## BLOC DE TEXTE
■ ■ ■ ■ ■ ■ ■

Les rues des principales villes d’Haïti sont investies depuis le 7 février par d'imposantes manifestations qui contestent le pouvoir en place, dénonçant la corruption et la pauvreté. Au moins sept personnes seraient décédées, selon un décompte de l'AFP.
C'est la publication d’un rapport de la Cour des comptes, fin janvier, qui a déclenché la colère des Haïtiens : le président, une quinzaine d’anciens ministres et de hauts fonctionnaires y sont épinglés dans plusieurs affaires de détournement de près de deux milliards de dollars du fonds Petrocaribe, un programme d'aide offert à Haïti par le Venezuela depuis 2008, à l'initiative du président d'alors, Hugo Chavez.
«Où est l’argent de PetroCaribe ?»
Des révélations qui ont renforcé la colère contre le chef de l'Etat, Jovenel Moïse, alimentée par une situation économique désastreuse caractérisée par l’inflation et la dévaluation de la monnaie nationale, la gourde, face au dollar américain. Dans des vidéos diffusées sur les réseaux sociaux, une foule de manifestants scande «Où est l’argent de PetroCaribe ?», un fonds censé financer des hôpitaux, des écoles, des routes et d’autres projets sociaux. Avec 60% de la population vivant sous le seuil de pauvreté, Haïti est le pays le plus pauvre du continent américain et figure parmi les pays les plus pauvres du monde. Ces manifestants considèrent également que l'ancien président haïtien, Michel Martelly, et son poulain, l'actuel chef de l'Etat Jovenel Moïse, ont été placés au pouvoir par Washington. Déjà en 2011, Hugo Chavez dénonçait avec force l'ingérence des Etats-Unis en Haïti.

■ ■ ■ ■ ■ ■ ■

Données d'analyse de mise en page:
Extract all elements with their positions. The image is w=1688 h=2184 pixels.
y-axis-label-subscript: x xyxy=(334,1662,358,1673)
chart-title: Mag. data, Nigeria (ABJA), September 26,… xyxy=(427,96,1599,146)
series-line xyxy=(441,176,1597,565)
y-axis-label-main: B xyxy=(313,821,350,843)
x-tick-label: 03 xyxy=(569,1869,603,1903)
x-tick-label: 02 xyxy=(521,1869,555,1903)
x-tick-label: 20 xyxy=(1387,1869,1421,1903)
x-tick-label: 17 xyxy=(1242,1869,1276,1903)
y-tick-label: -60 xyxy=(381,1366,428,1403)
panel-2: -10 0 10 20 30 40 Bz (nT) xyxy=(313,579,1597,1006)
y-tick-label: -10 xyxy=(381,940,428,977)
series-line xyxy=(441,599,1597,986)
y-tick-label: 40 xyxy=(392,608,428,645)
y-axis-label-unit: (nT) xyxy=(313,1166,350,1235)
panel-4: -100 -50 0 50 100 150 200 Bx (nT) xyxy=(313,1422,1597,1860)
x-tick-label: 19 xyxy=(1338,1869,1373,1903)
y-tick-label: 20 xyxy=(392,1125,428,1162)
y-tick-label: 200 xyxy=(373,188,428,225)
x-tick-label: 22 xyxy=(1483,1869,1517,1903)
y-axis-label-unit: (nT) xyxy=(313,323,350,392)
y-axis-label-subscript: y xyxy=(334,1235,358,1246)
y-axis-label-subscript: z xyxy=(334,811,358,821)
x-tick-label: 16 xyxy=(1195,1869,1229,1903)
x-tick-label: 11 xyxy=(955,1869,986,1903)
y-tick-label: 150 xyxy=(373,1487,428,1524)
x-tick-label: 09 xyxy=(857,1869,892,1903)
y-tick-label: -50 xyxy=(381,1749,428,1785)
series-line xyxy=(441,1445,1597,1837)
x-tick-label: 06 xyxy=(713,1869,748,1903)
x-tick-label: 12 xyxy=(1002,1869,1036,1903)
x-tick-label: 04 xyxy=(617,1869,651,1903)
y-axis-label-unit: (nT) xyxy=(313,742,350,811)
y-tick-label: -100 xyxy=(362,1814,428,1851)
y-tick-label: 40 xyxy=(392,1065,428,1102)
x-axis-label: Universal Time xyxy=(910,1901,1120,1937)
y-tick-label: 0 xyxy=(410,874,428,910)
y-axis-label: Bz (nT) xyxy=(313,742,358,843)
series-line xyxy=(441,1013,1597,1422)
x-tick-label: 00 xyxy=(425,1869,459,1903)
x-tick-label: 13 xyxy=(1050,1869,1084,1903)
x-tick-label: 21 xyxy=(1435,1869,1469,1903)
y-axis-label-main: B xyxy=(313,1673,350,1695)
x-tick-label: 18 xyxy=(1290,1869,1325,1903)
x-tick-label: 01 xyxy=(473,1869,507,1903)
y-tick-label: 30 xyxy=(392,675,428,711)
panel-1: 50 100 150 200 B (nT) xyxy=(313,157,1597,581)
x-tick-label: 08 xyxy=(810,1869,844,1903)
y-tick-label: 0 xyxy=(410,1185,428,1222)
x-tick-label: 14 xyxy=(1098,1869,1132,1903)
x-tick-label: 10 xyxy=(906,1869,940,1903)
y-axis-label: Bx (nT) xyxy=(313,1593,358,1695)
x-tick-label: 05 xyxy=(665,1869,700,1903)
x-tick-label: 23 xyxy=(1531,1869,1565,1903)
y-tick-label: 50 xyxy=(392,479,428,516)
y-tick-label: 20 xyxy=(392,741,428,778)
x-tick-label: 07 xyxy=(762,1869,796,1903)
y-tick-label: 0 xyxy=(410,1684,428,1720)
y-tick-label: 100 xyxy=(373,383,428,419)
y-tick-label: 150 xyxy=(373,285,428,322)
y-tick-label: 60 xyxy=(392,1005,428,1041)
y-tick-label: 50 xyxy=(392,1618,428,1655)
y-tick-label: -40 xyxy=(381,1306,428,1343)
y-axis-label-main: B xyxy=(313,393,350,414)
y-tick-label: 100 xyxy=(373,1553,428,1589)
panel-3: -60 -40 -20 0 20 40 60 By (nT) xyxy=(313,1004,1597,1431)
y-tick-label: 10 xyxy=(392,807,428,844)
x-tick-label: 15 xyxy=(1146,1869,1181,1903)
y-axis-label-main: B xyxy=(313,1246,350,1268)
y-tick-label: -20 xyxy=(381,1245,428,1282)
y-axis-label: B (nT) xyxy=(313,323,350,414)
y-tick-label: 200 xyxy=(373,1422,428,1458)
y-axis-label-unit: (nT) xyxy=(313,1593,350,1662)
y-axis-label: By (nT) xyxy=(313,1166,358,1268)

■ ■ ■ ■ ■ ■ ■

## CONSIGNE
Reformulez sous forme de liste le paragraphe du texte sur les manifestations en Haïti commençant par « Des révélations qui ont renforcé ». Conservez-en les faits principaux.

## TÂCHE ACCOMPLIE
- Les révélations ont renforcé la colère contre le chef de l'État, Jovenel Moïse. Cette colère était déjà alimentée par une situation économique désastreuse, marquée par l'inflation et la dévaluation de la gourde face au dollar américain.
- Dans des vidéos diffusées sur les réseaux sociaux, des manifestants scandent « Où est l'argent de PetroCaribe ? ». Ce fonds était censé financer des hôpitaux, des écoles, des routes et d'autres projets sociaux.
- Avec 60 % de sa population sous le seuil de pauvreté, Haïti est le pays le plus pauvre du continent américain et figure parmi les plus pauvres du monde.
- Les manifestants estiment que l'ancien président Michel Martelly et son protégé, Jovenel Moïse, ont été placés au pouvoir par Washington.
- Dès 2011, Hugo Chavez dénonçait l'ingérence des États-Unis en Haïti.